Written instruction: Return all the data below as it stands, minus the pictures.

Data excerpts:

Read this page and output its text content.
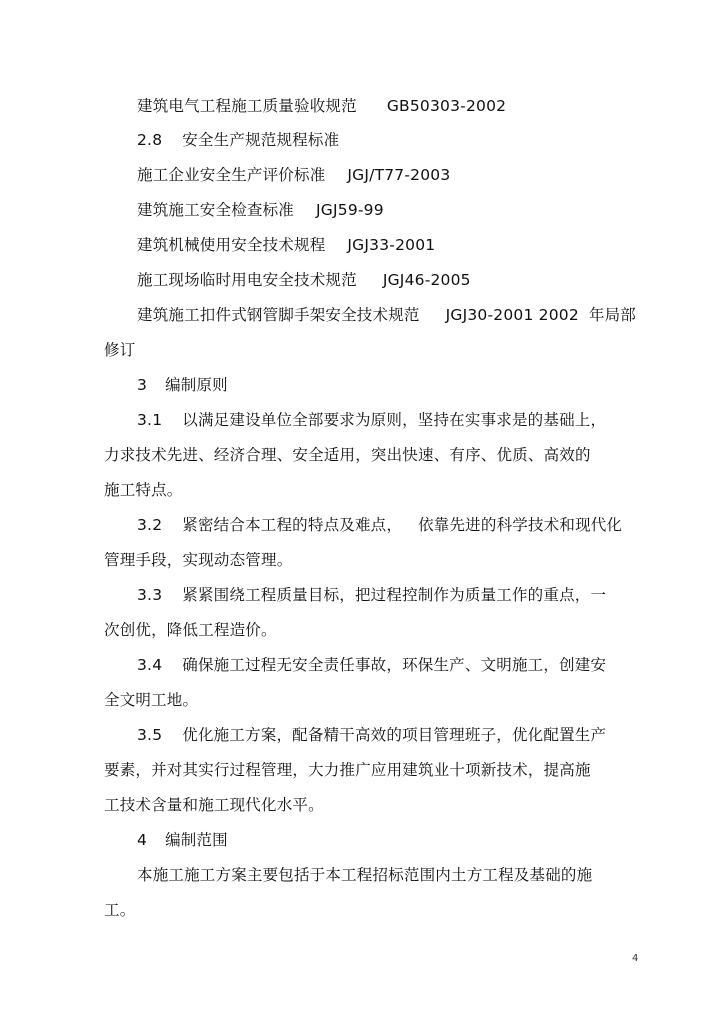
建筑电气工程施工质量验收规范 GB50303-2002
2.8 安全生产规范规程标准
施工企业安全生产评价标准 JGJ/T77-2003
建筑施工安全检查标准 JGJ59-99
建筑机械使用安全技术规程 JGJ33-2001
施工现场临时用电安全技术规范 JGJ46-2005
建筑施工扣件式钢管脚手架安全技术规范 JGJ30-2001 2002 年局部
修订
3 编制原则
3.1 以满足建设单位全部要求为原则，坚持在实事求是的基础上，
力求技术先进、经济合理、安全适用，突出快速、有序、优质、高效的
施工特点。
3.2 紧密结合本工程的特点及难点， 依靠先进的科学技术和现代化
管理手段，实现动态管理。
3.3 紧紧围绕工程质量目标，把过程控制作为质量工作的重点，一
次创优，降低工程造价。
3.4 确保施工过程无安全责任事故，环保生产、文明施工，创建安
全文明工地。
3.5 优化施工方案，配备精干高效的项目管理班子，优化配置生产
要素，并对其实行过程管理，大力推广应用建筑业十项新技术，提高施
工技术含量和施工现代化水平。
4 编制范围
本施工施工方案主要包括于本工程招标范围内土方工程及基础的施
工。
4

Complete output:
Read this page and output its text content.
建筑电气工程施工质量验收规范 GB50303-2002
2.8 安全生产规范规程标准
施工企业安全生产评价标准 JGJ/T77-2003
建筑施工安全检查标准 JGJ59-99
建筑机械使用安全技术规程 JGJ33-2001
施工现场临时用电安全技术规范 JGJ46-2005
建筑施工扣件式钢管脚手架安全技术规范 JGJ30-2001 2002 年局部
修订
3 编制原则
3.1 以满足建设单位全部要求为原则，坚持在实事求是的基础上，
力求技术先进、经济合理、安全适用，突出快速、有序、优质、高效的
施工特点。
3.2 紧密结合本工程的特点及难点， 依靠先进的科学技术和现代化
管理手段，实现动态管理。
3.3 紧紧围绕工程质量目标，把过程控制作为质量工作的重点，一
次创优，降低工程造价。
3.4 确保施工过程无安全责任事故，环保生产、文明施工，创建安
全文明工地。
3.5 优化施工方案，配备精干高效的项目管理班子，优化配置生产
要素，并对其实行过程管理，大力推广应用建筑业十项新技术，提高施
工技术含量和施工现代化水平。
4 编制范围
本施工施工方案主要包括于本工程招标范围内土方工程及基础的施
工。
4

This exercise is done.